[Dataset excerpt]
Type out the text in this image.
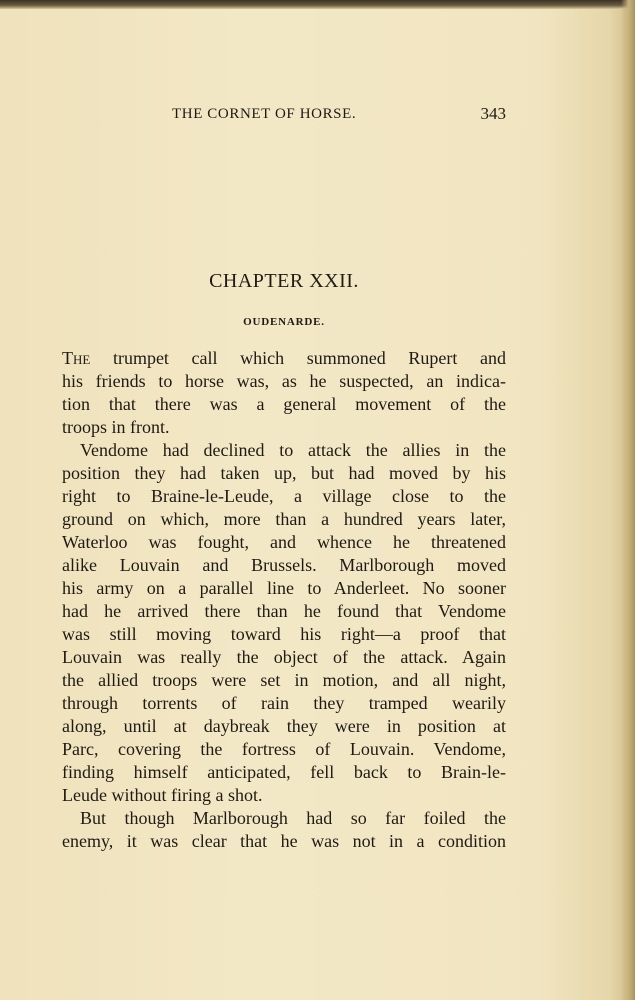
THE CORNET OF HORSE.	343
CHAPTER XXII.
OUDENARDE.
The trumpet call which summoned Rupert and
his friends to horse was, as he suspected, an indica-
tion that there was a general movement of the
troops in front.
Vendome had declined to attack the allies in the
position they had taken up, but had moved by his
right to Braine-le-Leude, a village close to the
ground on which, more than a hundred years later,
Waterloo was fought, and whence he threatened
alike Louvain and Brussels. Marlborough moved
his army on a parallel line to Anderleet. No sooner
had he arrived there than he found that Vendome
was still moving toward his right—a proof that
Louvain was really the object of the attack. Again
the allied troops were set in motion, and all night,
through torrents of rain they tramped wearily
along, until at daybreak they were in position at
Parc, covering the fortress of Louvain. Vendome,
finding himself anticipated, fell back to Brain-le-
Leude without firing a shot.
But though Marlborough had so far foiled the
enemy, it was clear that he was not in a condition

...

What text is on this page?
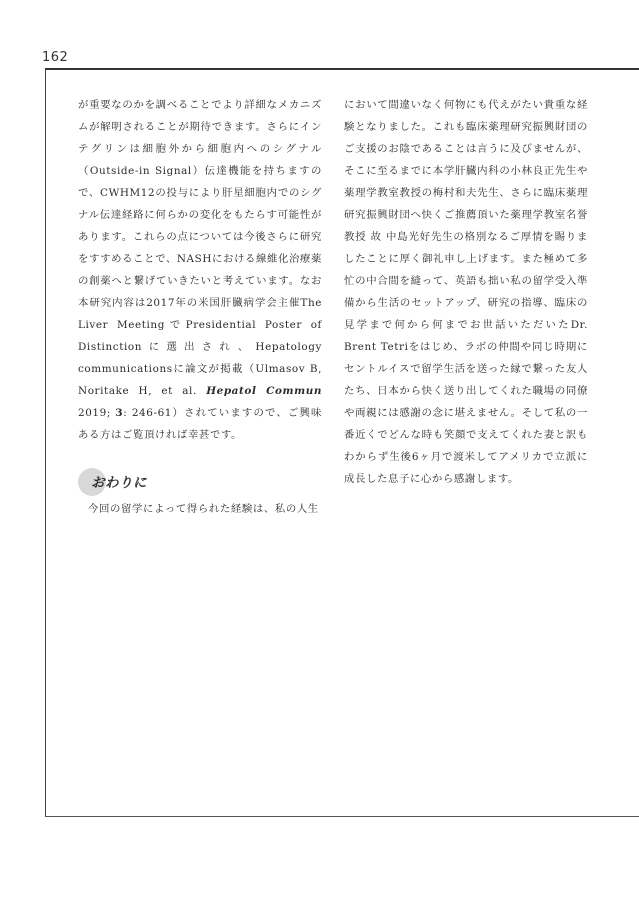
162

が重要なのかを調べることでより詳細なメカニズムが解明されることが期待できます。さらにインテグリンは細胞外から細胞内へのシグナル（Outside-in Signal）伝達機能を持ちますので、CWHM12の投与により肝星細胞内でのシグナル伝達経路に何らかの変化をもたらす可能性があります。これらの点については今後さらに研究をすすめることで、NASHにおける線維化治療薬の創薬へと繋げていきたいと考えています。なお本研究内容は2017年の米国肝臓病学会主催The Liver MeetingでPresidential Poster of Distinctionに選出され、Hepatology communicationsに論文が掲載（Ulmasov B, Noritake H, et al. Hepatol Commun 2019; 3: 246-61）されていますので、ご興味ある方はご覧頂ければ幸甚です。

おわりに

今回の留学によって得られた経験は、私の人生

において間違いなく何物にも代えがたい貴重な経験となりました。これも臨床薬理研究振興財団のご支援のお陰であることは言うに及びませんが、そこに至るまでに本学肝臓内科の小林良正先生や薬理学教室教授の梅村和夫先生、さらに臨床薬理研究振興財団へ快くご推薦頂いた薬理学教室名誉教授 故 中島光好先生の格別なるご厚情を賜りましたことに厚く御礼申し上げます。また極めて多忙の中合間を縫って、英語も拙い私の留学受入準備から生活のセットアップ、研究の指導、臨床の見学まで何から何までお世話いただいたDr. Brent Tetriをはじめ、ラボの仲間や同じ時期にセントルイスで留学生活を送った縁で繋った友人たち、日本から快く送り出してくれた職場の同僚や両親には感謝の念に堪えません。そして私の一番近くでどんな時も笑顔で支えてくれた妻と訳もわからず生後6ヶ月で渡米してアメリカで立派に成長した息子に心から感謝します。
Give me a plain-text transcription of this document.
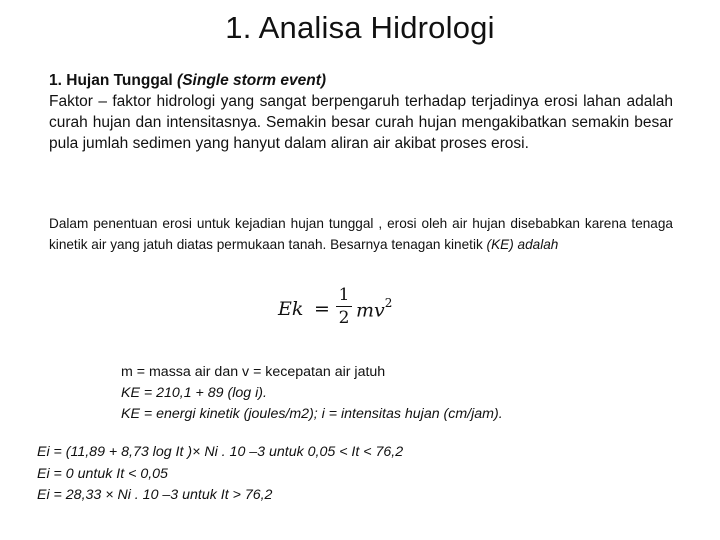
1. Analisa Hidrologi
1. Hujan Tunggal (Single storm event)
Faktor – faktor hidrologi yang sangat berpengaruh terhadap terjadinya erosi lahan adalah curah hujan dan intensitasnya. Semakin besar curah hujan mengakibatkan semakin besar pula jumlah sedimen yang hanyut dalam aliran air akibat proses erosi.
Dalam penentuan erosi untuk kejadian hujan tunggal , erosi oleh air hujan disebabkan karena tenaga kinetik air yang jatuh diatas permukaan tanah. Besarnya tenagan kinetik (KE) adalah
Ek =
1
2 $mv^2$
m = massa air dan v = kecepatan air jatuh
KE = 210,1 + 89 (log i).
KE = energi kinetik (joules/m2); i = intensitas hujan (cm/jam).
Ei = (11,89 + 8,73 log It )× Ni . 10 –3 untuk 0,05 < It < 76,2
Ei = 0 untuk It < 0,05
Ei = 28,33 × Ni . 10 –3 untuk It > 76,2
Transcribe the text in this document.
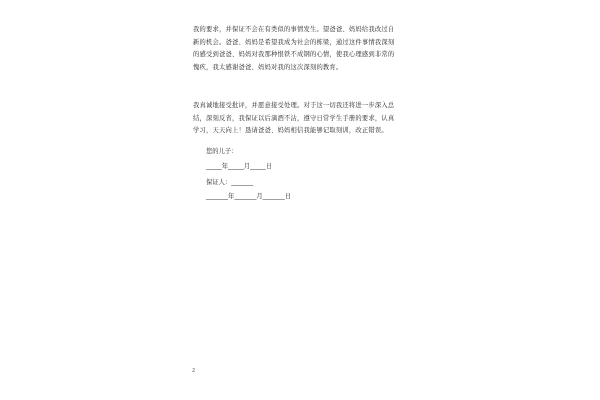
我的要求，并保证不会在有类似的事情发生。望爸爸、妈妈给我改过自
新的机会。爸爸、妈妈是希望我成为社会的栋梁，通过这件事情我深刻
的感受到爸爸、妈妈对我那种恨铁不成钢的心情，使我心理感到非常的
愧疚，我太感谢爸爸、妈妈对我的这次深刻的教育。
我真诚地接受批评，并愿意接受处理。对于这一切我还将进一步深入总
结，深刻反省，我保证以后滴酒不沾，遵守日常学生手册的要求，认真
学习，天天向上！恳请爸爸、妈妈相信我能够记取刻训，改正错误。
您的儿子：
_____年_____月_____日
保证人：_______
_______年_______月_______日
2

* **Exercise aim**
Go through the listing above and return every line where the word "right" occurs.

* **Exercise output**
right to Braine-le-Leude, a village close to the
was still moving toward his right—a proof that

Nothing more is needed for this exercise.